Tasks to carry out:
- a) In the write-up on Rust's stable sort, how large is the buffer that TimSort allocates?
- b) According to the write-up on Rust's stable sort, what problems does the current standard sort in Rust have? List them all.
- c) Continue the write-up on Rust's stable sort past its final sentence.

Provided text:

------------------------------------------------------------

First, let me just do a quick brain dump to discuss what I learned along the way.

The official documentation says that the standard sort in Rust is a stable sort. This constraint is thus set in stone and immediately rules out many popular sorting algorithms. Essentially, the only algorithms we might even take into consideration are:

1. [Merge sort](https://en.wikipedia.org/wiki/Merge_sort)
2. [Block sort](https://en.wikipedia.org/wiki/Block_sort) (famous implementations are [WikiSort](https://github.com/BonzaiThePenguin/WikiSort) and [GrailSort](https://github.com/Mrrl/GrailSort))
3. [TimSort](https://en.wikipedia.org/wiki/Timsort)

Actually, all of those are just merge sort flavors. :) The current standard sort in Rust is a simple iterative merge sort. It has three problems. First, it's slow on partially sorted inputs (even though #29675 helped quite a bit). Second, it always makes around `log(n)` iterations copying the entire array between buffers, no matter what. Third, it allocates huge amounts of temporary memory (a buffer of size `2*n`, where `n` is the size of input).

The problem of auxilliary memory allocation is a tough one. Ideally, it would be best for our sort to allocate `O(1)` additional memory. This is what block sort (and it's variants) does. However, it's often very complicated (look at [this](https://github.com/BonzaiThePenguin/WikiSort/blob/master/WikiSort.cpp)) and even then performs rather poorly. The author of WikiSort claims good performance, but that must be taken with a grain of salt. It performs well in comparison to `std::stable_sort` in C++. It can even beat `std::sort` on partially sorted inputs, but on random inputs it's always far worse. My rule of thumb is: high performance, low memory overhead, stability - choose two.

TimSort is another option. It allocates a buffer of size `n/2`, which is not great, but acceptable. Performs extremelly well on partially sorted inputs. However, it seems pretty much all implementations suck on random inputs. I benchmarked implementations in [Rust](https://github.com/notriddle/rust-timsort), [C++](https://github.com/gfx/cpp-TimSort), and [D](fd518eb310/std/algorithm/sorting.d (L2062)). The results were a bit disappointing. It seems bad performance is due to complex galloping procedures in hot loops. Galloping noticeably improves performance on partially sorted inputs, but worsens it on random ones.

#### The new algorithm

Choosing the best algorithm is not easy. Plain merge sort is bad on partially sorted inputs. TimSort is bad on random inputs and block sort is even worse. However, if we take the main ideas from TimSort (intelligent merging strategy of sorted runs) and drop galloping, then we'll have great performance on random inputs and it won't be bad on partially sorted inputs either.

------------------------------------------------------------

Records in a dataset
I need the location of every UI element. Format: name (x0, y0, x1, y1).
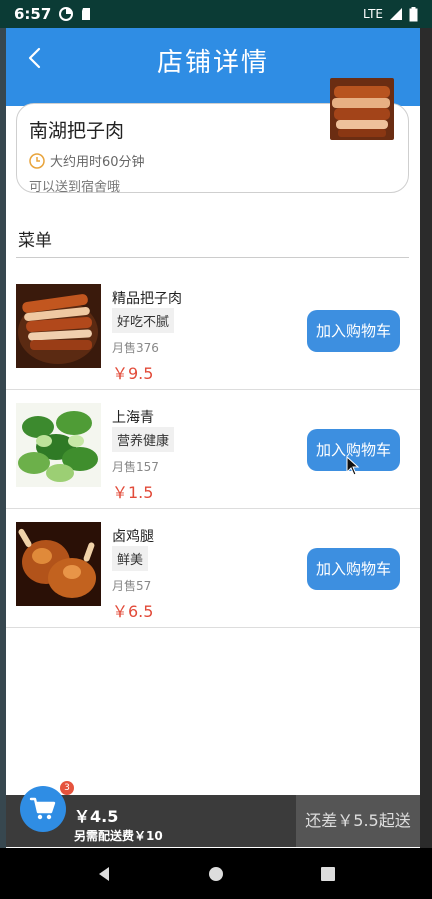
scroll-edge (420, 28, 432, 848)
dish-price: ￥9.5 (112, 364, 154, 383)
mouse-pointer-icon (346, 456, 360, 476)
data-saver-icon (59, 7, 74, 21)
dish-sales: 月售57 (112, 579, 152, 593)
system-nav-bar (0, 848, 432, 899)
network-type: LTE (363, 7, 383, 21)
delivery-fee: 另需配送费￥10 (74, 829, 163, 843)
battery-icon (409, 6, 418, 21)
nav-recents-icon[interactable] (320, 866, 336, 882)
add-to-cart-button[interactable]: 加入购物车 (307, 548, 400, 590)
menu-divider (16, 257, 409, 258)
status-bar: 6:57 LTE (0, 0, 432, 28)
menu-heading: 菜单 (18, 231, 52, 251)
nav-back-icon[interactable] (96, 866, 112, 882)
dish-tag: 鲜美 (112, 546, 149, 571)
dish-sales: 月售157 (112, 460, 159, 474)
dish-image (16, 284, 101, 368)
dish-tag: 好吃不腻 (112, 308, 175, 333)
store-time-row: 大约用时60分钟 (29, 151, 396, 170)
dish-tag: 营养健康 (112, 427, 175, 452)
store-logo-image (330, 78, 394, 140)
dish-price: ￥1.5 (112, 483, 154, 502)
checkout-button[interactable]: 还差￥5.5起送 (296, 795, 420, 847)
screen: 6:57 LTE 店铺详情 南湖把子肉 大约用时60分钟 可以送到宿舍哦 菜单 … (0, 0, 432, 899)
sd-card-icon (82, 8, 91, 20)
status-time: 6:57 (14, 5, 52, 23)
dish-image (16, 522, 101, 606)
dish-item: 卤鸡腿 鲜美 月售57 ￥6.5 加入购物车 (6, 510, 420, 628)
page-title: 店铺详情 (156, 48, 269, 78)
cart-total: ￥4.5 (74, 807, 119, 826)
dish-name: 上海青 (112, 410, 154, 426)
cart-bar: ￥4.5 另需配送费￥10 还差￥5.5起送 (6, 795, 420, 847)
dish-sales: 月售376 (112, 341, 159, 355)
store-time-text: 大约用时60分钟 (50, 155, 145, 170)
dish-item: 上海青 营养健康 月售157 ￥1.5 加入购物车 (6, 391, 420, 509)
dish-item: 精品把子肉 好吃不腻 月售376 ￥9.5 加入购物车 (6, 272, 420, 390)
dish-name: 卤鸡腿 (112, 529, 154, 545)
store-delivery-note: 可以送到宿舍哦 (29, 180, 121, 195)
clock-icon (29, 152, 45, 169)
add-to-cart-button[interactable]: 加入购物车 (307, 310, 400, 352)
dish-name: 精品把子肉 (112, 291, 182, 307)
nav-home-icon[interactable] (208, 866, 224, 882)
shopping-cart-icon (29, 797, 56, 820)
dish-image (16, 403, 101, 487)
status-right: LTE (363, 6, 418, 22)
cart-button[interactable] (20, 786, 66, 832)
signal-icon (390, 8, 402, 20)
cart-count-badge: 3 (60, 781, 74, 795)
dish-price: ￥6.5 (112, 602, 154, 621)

------------------------------------------------------------

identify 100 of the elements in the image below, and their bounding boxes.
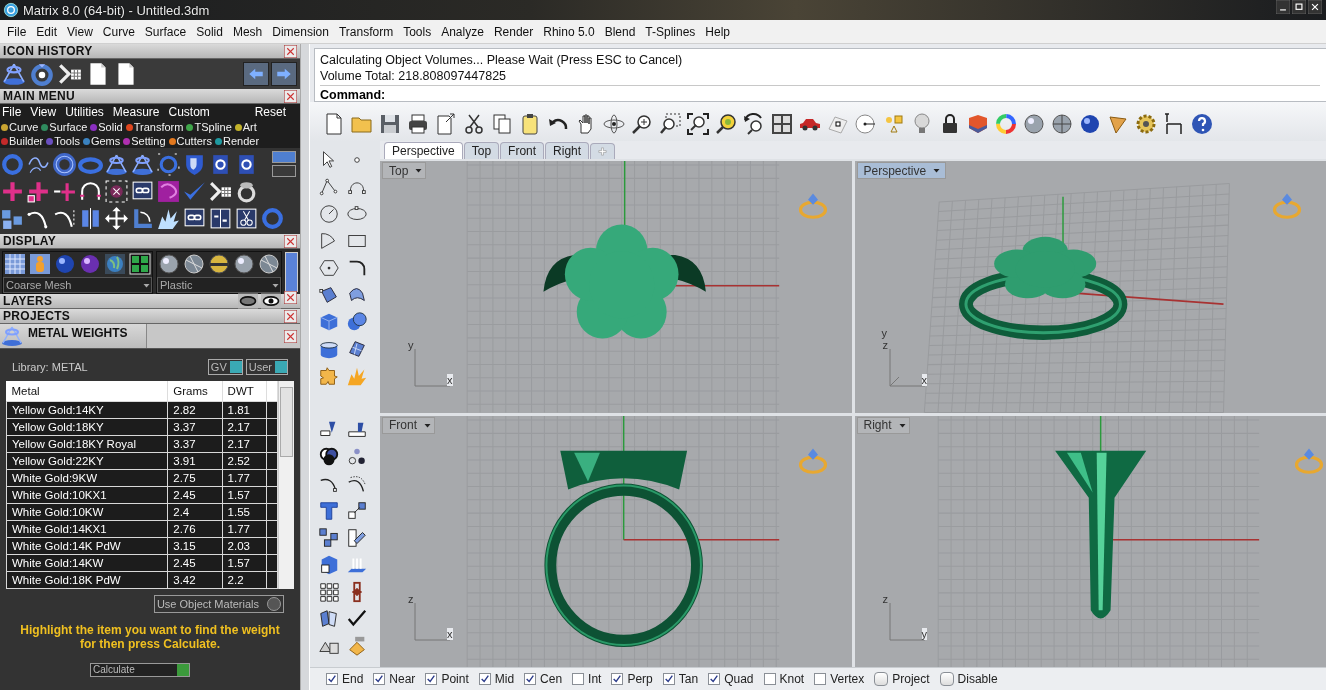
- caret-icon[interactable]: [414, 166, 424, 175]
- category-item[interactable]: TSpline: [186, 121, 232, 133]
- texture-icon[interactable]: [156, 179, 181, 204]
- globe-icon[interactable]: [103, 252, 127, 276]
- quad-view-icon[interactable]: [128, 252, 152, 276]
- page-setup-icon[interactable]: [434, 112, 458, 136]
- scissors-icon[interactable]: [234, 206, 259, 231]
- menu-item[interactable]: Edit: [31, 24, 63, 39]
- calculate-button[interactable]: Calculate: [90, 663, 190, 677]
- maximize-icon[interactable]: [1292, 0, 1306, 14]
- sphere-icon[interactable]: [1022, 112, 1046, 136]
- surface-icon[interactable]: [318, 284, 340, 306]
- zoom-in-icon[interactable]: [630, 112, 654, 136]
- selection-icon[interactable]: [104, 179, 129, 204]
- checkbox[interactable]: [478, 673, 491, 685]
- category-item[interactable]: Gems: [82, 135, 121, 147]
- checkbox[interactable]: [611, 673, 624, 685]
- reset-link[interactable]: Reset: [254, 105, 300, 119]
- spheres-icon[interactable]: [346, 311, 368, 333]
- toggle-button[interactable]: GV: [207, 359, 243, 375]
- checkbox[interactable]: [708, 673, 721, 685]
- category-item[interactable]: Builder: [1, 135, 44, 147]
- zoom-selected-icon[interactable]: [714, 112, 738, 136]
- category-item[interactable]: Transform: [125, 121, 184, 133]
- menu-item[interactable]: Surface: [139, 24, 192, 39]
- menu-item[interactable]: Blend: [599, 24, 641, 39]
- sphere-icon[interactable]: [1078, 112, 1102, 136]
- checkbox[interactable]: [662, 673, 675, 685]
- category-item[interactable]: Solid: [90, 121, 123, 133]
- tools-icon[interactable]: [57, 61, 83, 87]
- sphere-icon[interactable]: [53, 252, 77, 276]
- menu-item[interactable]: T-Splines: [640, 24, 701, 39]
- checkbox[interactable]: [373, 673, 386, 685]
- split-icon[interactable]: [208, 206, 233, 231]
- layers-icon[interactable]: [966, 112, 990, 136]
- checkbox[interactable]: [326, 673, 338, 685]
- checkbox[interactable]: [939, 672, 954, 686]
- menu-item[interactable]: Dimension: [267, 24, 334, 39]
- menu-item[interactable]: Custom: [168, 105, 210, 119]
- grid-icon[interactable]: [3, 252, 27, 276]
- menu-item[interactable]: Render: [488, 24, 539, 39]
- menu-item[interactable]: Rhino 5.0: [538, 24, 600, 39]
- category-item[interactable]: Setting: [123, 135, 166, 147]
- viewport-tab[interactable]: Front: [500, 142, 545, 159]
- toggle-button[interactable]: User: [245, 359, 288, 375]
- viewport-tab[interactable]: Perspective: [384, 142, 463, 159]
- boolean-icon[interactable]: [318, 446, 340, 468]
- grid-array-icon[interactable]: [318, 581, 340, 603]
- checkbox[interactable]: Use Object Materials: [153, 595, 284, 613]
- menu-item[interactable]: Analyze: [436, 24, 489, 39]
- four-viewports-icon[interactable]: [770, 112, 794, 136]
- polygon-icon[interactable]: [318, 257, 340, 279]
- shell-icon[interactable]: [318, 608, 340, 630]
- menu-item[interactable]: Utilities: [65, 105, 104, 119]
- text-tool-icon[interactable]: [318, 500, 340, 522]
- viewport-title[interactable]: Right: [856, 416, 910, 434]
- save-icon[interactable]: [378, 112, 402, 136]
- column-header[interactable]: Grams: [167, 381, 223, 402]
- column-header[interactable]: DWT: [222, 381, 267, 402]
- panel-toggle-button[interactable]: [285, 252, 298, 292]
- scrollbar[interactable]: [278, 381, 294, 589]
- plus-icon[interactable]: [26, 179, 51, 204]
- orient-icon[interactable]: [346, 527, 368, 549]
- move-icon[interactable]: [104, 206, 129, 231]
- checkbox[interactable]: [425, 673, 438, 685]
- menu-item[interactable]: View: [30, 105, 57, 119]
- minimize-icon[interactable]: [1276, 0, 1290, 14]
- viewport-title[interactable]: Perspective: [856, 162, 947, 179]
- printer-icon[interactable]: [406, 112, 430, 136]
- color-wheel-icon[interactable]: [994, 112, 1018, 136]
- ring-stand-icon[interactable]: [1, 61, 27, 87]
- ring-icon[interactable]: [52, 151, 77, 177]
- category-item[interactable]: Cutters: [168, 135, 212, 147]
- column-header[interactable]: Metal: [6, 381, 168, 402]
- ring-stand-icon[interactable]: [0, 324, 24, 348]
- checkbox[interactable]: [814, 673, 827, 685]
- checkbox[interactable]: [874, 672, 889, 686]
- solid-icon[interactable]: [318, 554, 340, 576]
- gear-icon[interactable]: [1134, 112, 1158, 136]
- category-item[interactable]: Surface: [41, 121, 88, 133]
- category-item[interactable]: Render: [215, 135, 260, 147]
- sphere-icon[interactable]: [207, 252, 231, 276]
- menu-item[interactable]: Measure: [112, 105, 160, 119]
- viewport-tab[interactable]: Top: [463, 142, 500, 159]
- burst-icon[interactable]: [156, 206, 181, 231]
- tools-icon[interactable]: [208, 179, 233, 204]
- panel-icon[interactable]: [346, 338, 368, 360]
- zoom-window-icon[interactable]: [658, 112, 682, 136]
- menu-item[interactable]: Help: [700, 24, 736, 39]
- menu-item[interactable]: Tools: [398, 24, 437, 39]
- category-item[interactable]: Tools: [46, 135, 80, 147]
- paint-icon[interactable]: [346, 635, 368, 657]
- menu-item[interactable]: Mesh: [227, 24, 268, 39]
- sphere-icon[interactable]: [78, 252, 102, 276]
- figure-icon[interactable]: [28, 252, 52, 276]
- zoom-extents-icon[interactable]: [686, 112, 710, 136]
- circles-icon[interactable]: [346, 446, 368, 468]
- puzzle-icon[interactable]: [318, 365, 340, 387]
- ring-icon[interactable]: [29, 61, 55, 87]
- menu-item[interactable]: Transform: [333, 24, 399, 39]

------------------------------------------------------------

Results:
- a) A buffer of size `n/2`.

- b)
1. It's slow on partially sorted inputs.
2. It always makes around `log(n)` iterations copying the entire array between buffers.
3. It allocates huge amounts of temporary memory (a buffer of size `2*n`).

- c)
That is exactly what this new algorithm does. I can't call it TimSort, since it steals just a few of it's ideas. Complete TimSort would be a much more complex and elaborate implementation. In case we in the future figure out how to incorporate more of it's ideas into this implementation without crippling performance on random inputs, it's going to be very easy to extend. I also did several other minor improvements, like reworked insertion sort to make it faster.

There are also new, more thorough benchmarks and panic safety tests.

The final code is not terribly complex and has less unsafe code than I anticipated, but there's still plenty of it that should be carefully reviewed. I did my best at documenting non-obvious code.

I'd like to notify several people of this PR, since they might be interested and have useful insights:

1. @huonw because he wrote the [original merge sort](https://github.com/rust-lang/rust/pull/11064).
2. @alexcrichton because he was involved in multiple discussions of it.
3. @veddan because he wrote [introsort](https://github.com/veddan/rust-introsort) in Rust.
4. @notriddle because he wrote [TimSort](https://github.com/notriddle/rust-timsort) in Rust.
5. @bluss because he had an attempt at writing WikiSort in Rust.
6. @gnzlbg, @rkruppe, and @mark-i-m because they were involved in discussion #36318.

**P.S.** [quickersort](https://github.com/notriddle/quickersort) describes itself as being universally [faster](https://github.com/notriddle/quickersort/blob/master/perf.txt) than the standard sort, which is true. However, if this PR gets merged, things might [change](https://gist.github.com/stjepang/b9f0c3eaa0e1f1280b61b963dae19a30) a bit. ;)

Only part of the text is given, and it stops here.